Provided records =>

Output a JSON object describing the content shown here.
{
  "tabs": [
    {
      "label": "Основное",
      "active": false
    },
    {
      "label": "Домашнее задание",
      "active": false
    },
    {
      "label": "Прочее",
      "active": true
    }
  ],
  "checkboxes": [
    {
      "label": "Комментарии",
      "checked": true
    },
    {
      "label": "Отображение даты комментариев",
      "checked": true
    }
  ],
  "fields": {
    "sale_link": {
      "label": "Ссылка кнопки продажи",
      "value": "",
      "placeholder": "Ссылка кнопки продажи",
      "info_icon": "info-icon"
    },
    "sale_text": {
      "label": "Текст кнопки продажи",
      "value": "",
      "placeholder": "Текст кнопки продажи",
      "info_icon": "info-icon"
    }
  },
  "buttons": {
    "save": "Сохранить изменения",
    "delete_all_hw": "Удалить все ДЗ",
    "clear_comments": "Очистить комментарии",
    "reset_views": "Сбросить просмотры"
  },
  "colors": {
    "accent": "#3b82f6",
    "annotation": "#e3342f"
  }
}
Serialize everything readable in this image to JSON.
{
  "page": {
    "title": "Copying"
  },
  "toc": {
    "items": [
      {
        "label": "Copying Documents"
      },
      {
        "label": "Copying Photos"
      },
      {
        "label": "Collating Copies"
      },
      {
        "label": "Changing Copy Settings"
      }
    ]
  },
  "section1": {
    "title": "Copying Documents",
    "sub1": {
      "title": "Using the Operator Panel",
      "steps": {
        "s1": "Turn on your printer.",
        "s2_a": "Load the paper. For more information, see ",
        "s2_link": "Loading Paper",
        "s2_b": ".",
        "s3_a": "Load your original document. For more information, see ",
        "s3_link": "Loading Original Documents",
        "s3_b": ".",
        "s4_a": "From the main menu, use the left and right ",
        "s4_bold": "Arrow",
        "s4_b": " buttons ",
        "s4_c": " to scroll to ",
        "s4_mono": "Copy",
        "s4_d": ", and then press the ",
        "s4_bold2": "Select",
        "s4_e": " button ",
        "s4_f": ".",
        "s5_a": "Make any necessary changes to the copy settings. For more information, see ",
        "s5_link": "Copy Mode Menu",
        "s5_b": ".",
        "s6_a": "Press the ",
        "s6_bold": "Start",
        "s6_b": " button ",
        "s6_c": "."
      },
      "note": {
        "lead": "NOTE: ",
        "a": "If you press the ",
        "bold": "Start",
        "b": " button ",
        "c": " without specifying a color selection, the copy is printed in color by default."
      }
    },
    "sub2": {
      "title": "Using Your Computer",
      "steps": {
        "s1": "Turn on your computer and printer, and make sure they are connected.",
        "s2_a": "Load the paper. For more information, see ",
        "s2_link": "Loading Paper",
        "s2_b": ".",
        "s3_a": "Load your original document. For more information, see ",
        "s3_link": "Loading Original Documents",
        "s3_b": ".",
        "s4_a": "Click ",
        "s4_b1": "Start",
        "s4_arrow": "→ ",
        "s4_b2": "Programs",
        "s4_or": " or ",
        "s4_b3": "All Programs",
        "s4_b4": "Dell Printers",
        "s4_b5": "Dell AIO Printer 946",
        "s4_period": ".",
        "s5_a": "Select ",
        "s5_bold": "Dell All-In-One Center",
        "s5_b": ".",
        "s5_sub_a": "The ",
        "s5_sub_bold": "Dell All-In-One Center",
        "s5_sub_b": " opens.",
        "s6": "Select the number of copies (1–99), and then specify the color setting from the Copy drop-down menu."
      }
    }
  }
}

Exercise => Restate the records, all of them, precisely as written.

Result of this exercise =>
Output a JSON object describing the content shown here.
{
  "tabs": [
    {
      "label": "Основное",
      "active": false
    },
    {
      "label": "Домашнее задание",
      "active": false
    },
    {
      "label": "Прочее",
      "active": true
    }
  ],
  "checkboxes": [
    {
      "label": "Комментарии",
      "checked": true
    },
    {
      "label": "Отображение даты комментариев",
      "checked": true
    }
  ],
  "fields": {
    "sale_link": {
      "label": "Ссылка кнопки продажи",
      "value": "",
      "placeholder": "Ссылка кнопки продажи",
      "info_icon": "info-icon"
    },
    "sale_text": {
      "label": "Текст кнопки продажи",
      "value": "",
      "placeholder": "Текст кнопки продажи",
      "info_icon": "info-icon"
    }
  },
  "buttons": {
    "save": "Сохранить изменения",
    "delete_all_hw": "Удалить все ДЗ",
    "clear_comments": "Очистить комментарии",
    "reset_views": "Сбросить просмотры"
  },
  "colors": {
    "accent": "#3b82f6",
    "annotation": "#e3342f"
  }
}
Serialize everything readable in this image to JSON.
{
  "page": {
    "title": "Copying"
  },
  "toc": {
    "items": [
      {
        "label": "Copying Documents"
      },
      {
        "label": "Copying Photos"
      },
      {
        "label": "Collating Copies"
      },
      {
        "label": "Changing Copy Settings"
      }
    ]
  },
  "section1": {
    "title": "Copying Documents",
    "sub1": {
      "title": "Using the Operator Panel",
      "steps": {
        "s1": "Turn on your printer.",
        "s2_a": "Load the paper. For more information, see ",
        "s2_link": "Loading Paper",
        "s2_b": ".",
        "s3_a": "Load your original document. For more information, see ",
        "s3_link": "Loading Original Documents",
        "s3_b": ".",
        "s4_a": "From the main menu, use the left and right ",
        "s4_bold": "Arrow",
        "s4_b": " buttons ",
        "s4_c": " to scroll to ",
        "s4_mono": "Copy",
        "s4_d": ", and then press the ",
        "s4_bold2": "Select",
        "s4_e": " button ",
        "s4_f": ".",
        "s5_a": "Make any necessary changes to the copy settings. For more information, see ",
        "s5_link": "Copy Mode Menu",
        "s5_b": ".",
        "s6_a": "Press the ",
        "s6_bold": "Start",
        "s6_b": " button ",
        "s6_c": "."
      },
      "note": {
        "lead": "NOTE: ",
        "a": "If you press the ",
        "bold": "Start",
        "b": " button ",
        "c": " without specifying a color selection, the copy is printed in color by default."
      }
    },
    "sub2": {
      "title": "Using Your Computer",
      "steps": {
        "s1": "Turn on your computer and printer, and make sure they are connected.",
        "s2_a": "Load the paper. For more information, see ",
        "s2_link": "Loading Paper",
        "s2_b": ".",
        "s3_a": "Load your original document. For more information, see ",
        "s3_link": "Loading Original Documents",
        "s3_b": ".",
        "s4_a": "Click ",
        "s4_b1": "Start",
        "s4_arrow": "→ ",
        "s4_b2": "Programs",
        "s4_or": " or ",
        "s4_b3": "All Programs",
        "s4_b4": "Dell Printers",
        "s4_b5": "Dell AIO Printer 946",
        "s4_period": ".",
        "s5_a": "Select ",
        "s5_bold": "Dell All-In-One Center",
        "s5_b": ".",
        "s5_sub_a": "The ",
        "s5_sub_bold": "Dell All-In-One Center",
        "s5_sub_b": " opens.",
        "s6": "Select the number of copies (1–99), and then specify the color setting from the Copy drop-down menu."
      }
    }
  }
}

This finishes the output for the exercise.